Contrary to the hype surrounding Java and MONO , bytecode compilation is hardly a new thing. It dates back to the days of BCPL and Pascal, and possibly even further.

The general idea is that you take code written in some high level language, and rather than compiling it into "native" code for a specific hardware architecture, you compile it into a sort of "virtual assembly language," the instruction set for some sort of generic processor. This has quite a number of merits:

1.1. MONO

The MONO project represents a free software implementation of a number of components of the Microsoft .NET "platform," notably including a C# Compiler, CLI Runtime, and class libraries.

Mono Hacking Roadmap

See also Mono development platform

1.2. Why MONO? (Or why not???)

There have periodically been some rather hysterical reports and theories about the relationship between MONO, GNOME and Microsoft. Many quite wild, with rather incoherent theories as to why someone would have thought it sensible to implement MONO.

GIVEN INFORMATION -
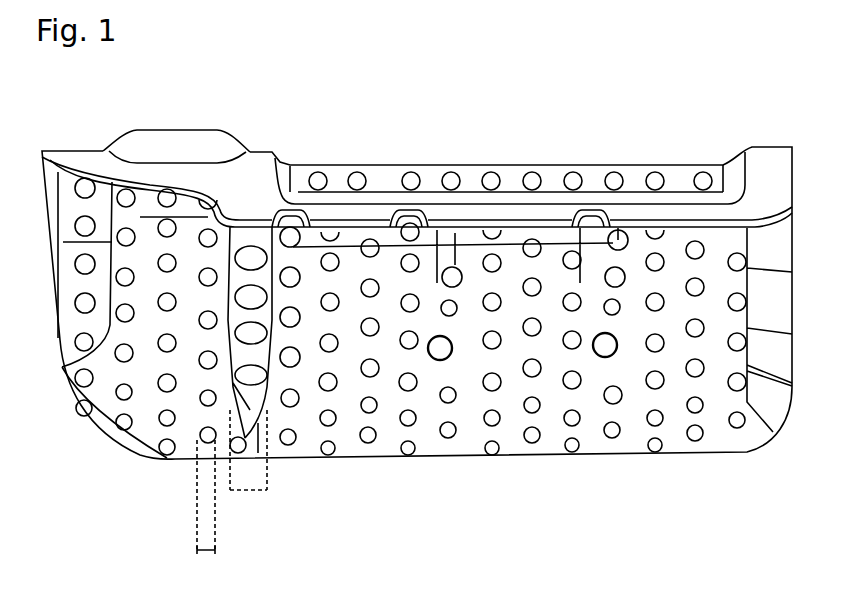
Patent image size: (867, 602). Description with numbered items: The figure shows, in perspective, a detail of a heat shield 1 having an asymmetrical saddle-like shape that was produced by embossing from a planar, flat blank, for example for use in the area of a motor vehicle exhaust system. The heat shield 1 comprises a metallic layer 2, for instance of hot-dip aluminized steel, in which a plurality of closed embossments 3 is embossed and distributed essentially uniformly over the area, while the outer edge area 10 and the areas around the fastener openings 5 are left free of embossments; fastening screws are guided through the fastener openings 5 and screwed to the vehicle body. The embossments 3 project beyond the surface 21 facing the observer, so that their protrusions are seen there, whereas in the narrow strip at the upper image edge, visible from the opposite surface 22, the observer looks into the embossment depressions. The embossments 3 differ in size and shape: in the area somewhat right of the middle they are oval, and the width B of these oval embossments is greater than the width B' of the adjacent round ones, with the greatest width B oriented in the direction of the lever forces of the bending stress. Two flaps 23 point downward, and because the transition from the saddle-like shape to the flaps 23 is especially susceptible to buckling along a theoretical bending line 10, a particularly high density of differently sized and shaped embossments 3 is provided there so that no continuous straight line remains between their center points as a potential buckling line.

REQUIREMENT - Continue the piece on bytecode compilation and MONO, starting right after its last sentence.

THE RESULT -
Contrary to some of the wild theories floating out on Slashdot, the reasoning has little to do with "using Microsoft code," or Microsoft Passport authentication, or anything else of the sort.

The real reasoning has to do with language. Microsoft is implementing all sorts of things as "part of .NET;" the parts MONO is looking at are:

  • A dynamic language

    The big name Ximian project is the email-and-stuff application Evolution .

    The code for it is written in C, and apparently whopping huge portions of it consist of memory management code, which, in C, must be done quite manually.

    Using a more dynamic language offering garbage collection allows the ability to not bother writing hordes of malloc() and free() calls, which would allow an application like Evolution to be both smaller and more easily and quickly written.

    Java offers garbage collection, and so resembles an answer in this regard. So also would languages such as Lisp, Smalltalk, Eiffel, and Modula3.

  • A bytecoded (perhaps JIT-compiled) platform to provide some independence of platform.

    This also would disconnect application code somewhat from the deep details of the many C-based libraries of GNOME. Apparently the not-always-organized growth of libraries in GNOME has led to it becoming somewhat difficult to make concurrent use of many of the services offered.

    Again, Java offers a "JVM." A number of other languages offer language-specific bytecoding schemes that somewhat parallel this.

  • Language- and platform-independence

    One of the important characteristics of the GNOME project is that it intends to be relatively agnostic about what languages are used (in contrast with the somewhat C++-partisan KDE and Objective C-partisan GNUStep ).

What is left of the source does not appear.